Retype the full set of records. Keep every character identical.
^^^^
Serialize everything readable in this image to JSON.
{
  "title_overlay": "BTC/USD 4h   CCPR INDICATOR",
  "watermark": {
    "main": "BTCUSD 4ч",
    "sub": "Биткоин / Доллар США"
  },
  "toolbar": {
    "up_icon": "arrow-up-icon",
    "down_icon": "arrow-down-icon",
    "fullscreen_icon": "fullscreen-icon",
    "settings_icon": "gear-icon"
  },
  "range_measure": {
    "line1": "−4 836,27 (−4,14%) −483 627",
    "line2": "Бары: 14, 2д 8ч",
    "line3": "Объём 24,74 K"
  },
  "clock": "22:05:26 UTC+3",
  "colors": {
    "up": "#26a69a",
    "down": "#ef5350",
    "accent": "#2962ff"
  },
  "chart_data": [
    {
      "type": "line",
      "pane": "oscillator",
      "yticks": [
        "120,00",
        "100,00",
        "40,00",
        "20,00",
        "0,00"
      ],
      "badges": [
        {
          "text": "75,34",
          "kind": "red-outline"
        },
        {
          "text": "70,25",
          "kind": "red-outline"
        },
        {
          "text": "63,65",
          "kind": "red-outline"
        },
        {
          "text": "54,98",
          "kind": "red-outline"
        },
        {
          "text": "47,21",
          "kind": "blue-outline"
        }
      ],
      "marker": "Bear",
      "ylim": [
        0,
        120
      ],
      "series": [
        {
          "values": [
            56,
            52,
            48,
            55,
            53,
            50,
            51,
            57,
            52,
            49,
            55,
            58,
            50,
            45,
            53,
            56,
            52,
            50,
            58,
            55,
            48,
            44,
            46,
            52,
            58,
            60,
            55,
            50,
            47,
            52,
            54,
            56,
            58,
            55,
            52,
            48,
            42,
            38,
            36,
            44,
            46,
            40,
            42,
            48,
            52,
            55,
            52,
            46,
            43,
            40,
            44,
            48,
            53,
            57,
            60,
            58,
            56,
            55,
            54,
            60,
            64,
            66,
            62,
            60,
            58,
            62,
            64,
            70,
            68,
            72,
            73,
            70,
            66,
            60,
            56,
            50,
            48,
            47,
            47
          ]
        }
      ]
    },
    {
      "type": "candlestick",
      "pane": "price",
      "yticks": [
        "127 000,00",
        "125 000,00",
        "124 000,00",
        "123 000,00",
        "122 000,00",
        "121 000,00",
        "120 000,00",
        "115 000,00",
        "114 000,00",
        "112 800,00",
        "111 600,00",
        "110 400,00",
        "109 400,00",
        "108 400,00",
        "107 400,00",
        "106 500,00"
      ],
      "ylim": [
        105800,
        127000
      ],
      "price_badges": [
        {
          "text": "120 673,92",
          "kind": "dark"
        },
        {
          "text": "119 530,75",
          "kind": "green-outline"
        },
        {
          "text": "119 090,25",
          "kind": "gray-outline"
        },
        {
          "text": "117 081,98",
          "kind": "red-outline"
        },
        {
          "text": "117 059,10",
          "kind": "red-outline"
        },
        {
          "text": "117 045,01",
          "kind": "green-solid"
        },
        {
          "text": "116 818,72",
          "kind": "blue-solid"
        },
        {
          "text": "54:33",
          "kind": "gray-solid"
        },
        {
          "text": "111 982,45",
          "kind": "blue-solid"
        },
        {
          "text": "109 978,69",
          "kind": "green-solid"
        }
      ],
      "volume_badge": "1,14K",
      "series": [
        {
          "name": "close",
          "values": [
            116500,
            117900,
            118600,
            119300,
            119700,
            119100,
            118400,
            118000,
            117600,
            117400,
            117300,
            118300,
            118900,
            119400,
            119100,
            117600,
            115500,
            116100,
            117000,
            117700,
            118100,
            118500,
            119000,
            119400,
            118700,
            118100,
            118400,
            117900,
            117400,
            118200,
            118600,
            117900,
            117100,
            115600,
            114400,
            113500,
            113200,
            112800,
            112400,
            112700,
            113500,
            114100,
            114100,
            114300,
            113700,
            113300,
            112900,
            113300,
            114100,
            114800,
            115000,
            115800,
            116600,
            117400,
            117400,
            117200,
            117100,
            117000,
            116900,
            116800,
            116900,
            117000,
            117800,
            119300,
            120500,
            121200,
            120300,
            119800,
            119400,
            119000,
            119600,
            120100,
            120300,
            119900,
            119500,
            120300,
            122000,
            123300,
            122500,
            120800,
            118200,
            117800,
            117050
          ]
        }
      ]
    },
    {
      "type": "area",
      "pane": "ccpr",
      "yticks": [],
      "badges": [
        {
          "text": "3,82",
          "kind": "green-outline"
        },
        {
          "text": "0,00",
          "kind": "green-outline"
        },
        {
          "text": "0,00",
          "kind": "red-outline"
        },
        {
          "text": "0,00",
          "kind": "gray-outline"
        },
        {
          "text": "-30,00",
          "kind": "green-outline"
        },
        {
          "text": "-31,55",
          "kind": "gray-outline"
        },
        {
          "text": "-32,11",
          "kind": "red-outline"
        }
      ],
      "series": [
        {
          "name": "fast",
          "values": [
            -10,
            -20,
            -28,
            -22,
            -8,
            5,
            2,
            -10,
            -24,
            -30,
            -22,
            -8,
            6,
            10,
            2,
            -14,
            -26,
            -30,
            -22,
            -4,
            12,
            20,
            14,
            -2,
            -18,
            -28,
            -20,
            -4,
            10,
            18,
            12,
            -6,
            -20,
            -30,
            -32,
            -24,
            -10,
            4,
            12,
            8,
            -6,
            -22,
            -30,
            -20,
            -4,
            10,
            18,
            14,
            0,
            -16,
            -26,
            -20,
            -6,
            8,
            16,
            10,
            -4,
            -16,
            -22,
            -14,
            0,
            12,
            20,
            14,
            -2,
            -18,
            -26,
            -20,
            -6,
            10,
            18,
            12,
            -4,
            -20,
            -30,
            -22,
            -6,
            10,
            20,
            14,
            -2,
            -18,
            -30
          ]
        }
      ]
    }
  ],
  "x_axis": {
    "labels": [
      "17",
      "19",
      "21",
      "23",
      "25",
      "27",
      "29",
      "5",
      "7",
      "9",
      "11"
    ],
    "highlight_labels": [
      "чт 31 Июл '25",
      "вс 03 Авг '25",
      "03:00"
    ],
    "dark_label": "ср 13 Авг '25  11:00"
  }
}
^^^^
* _TASK RESULT_
Serialize everything readable in this image to JSON.
{
  "title_overlay": "BTC/USD 4h   CCPR INDICATOR",
  "watermark": {
    "main": "BTCUSD 4ч",
    "sub": "Биткоин / Доллар США"
  },
  "toolbar": {
    "up_icon": "arrow-up-icon",
    "down_icon": "arrow-down-icon",
    "fullscreen_icon": "fullscreen-icon",
    "settings_icon": "gear-icon"
  },
  "range_measure": {
    "line1": "−4 836,27 (−4,14%) −483 627",
    "line2": "Бары: 14, 2д 8ч",
    "line3": "Объём 24,74 K"
  },
  "clock": "22:05:26 UTC+3",
  "colors": {
    "up": "#26a69a",
    "down": "#ef5350",
    "accent": "#2962ff"
  },
  "chart_data": [
    {
      "type": "line",
      "pane": "oscillator",
      "yticks": [
        "120,00",
        "100,00",
        "40,00",
        "20,00",
        "0,00"
      ],
      "badges": [
        {
          "text": "75,34",
          "kind": "red-outline"
        },
        {
          "text": "70,25",
          "kind": "red-outline"
        },
        {
          "text": "63,65",
          "kind": "red-outline"
        },
        {
          "text": "54,98",
          "kind": "red-outline"
        },
        {
          "text": "47,21",
          "kind": "blue-outline"
        }
      ],
      "marker": "Bear",
      "ylim": [
        0,
        120
      ],
      "series": [
        {
          "values": [
            56,
            52,
            48,
            55,
            53,
            50,
            51,
            57,
            52,
            49,
            55,
            58,
            50,
            45,
            53,
            56,
            52,
            50,
            58,
            55,
            48,
            44,
            46,
            52,
            58,
            60,
            55,
            50,
            47,
            52,
            54,
            56,
            58,
            55,
            52,
            48,
            42,
            38,
            36,
            44,
            46,
            40,
            42,
            48,
            52,
            55,
            52,
            46,
            43,
            40,
            44,
            48,
            53,
            57,
            60,
            58,
            56,
            55,
            54,
            60,
            64,
            66,
            62,
            60,
            58,
            62,
            64,
            70,
            68,
            72,
            73,
            70,
            66,
            60,
            56,
            50,
            48,
            47,
            47
          ]
        }
      ]
    },
    {
      "type": "candlestick",
      "pane": "price",
      "yticks": [
        "127 000,00",
        "125 000,00",
        "124 000,00",
        "123 000,00",
        "122 000,00",
        "121 000,00",
        "120 000,00",
        "115 000,00",
        "114 000,00",
        "112 800,00",
        "111 600,00",
        "110 400,00",
        "109 400,00",
        "108 400,00",
        "107 400,00",
        "106 500,00"
      ],
      "ylim": [
        105800,
        127000
      ],
      "price_badges": [
        {
          "text": "120 673,92",
          "kind": "dark"
        },
        {
          "text": "119 530,75",
          "kind": "green-outline"
        },
        {
          "text": "119 090,25",
          "kind": "gray-outline"
        },
        {
          "text": "117 081,98",
          "kind": "red-outline"
        },
        {
          "text": "117 059,10",
          "kind": "red-outline"
        },
        {
          "text": "117 045,01",
          "kind": "green-solid"
        },
        {
          "text": "116 818,72",
          "kind": "blue-solid"
        },
        {
          "text": "54:33",
          "kind": "gray-solid"
        },
        {
          "text": "111 982,45",
          "kind": "blue-solid"
        },
        {
          "text": "109 978,69",
          "kind": "green-solid"
        }
      ],
      "volume_badge": "1,14K",
      "series": [
        {
          "name": "close",
          "values": [
            116500,
            117900,
            118600,
            119300,
            119700,
            119100,
            118400,
            118000,
            117600,
            117400,
            117300,
            118300,
            118900,
            119400,
            119100,
            117600,
            115500,
            116100,
            117000,
            117700,
            118100,
            118500,
            119000,
            119400,
            118700,
            118100,
            118400,
            117900,
            117400,
            118200,
            118600,
            117900,
            117100,
            115600,
            114400,
            113500,
            113200,
            112800,
            112400,
            112700,
            113500,
            114100,
            114100,
            114300,
            113700,
            113300,
            112900,
            113300,
            114100,
            114800,
            115000,
            115800,
            116600,
            117400,
            117400,
            117200,
            117100,
            117000,
            116900,
            116800,
            116900,
            117000,
            117800,
            119300,
            120500,
            121200,
            120300,
            119800,
            119400,
            119000,
            119600,
            120100,
            120300,
            119900,
            119500,
            120300,
            122000,
            123300,
            122500,
            120800,
            118200,
            117800,
            117050
          ]
        }
      ]
    },
    {
      "type": "area",
      "pane": "ccpr",
      "yticks": [],
      "badges": [
        {
          "text": "3,82",
          "kind": "green-outline"
        },
        {
          "text": "0,00",
          "kind": "green-outline"
        },
        {
          "text": "0,00",
          "kind": "red-outline"
        },
        {
          "text": "0,00",
          "kind": "gray-outline"
        },
        {
          "text": "-30,00",
          "kind": "green-outline"
        },
        {
          "text": "-31,55",
          "kind": "gray-outline"
        },
        {
          "text": "-32,11",
          "kind": "red-outline"
        }
      ],
      "series": [
        {
          "name": "fast",
          "values": [
            -10,
            -20,
            -28,
            -22,
            -8,
            5,
            2,
            -10,
            -24,
            -30,
            -22,
            -8,
            6,
            10,
            2,
            -14,
            -26,
            -30,
            -22,
            -4,
            12,
            20,
            14,
            -2,
            -18,
            -28,
            -20,
            -4,
            10,
            18,
            12,
            -6,
            -20,
            -30,
            -32,
            -24,
            -10,
            4,
            12,
            8,
            -6,
            -22,
            -30,
            -20,
            -4,
            10,
            18,
            14,
            0,
            -16,
            -26,
            -20,
            -6,
            8,
            16,
            10,
            -4,
            -16,
            -22,
            -14,
            0,
            12,
            20,
            14,
            -2,
            -18,
            -26,
            -20,
            -6,
            10,
            18,
            12,
            -4,
            -20,
            -30,
            -22,
            -6,
            10,
            20,
            14,
            -2,
            -18,
            -30
          ]
        }
      ]
    }
  ],
  "x_axis": {
    "labels": [
      "17",
      "19",
      "21",
      "23",
      "25",
      "27",
      "29",
      "5",
      "7",
      "9",
      "11"
    ],
    "highlight_labels": [
      "чт 31 Июл '25",
      "вс 03 Авг '25",
      "03:00"
    ],
    "dark_label": "ср 13 Авг '25  11:00"
  }
}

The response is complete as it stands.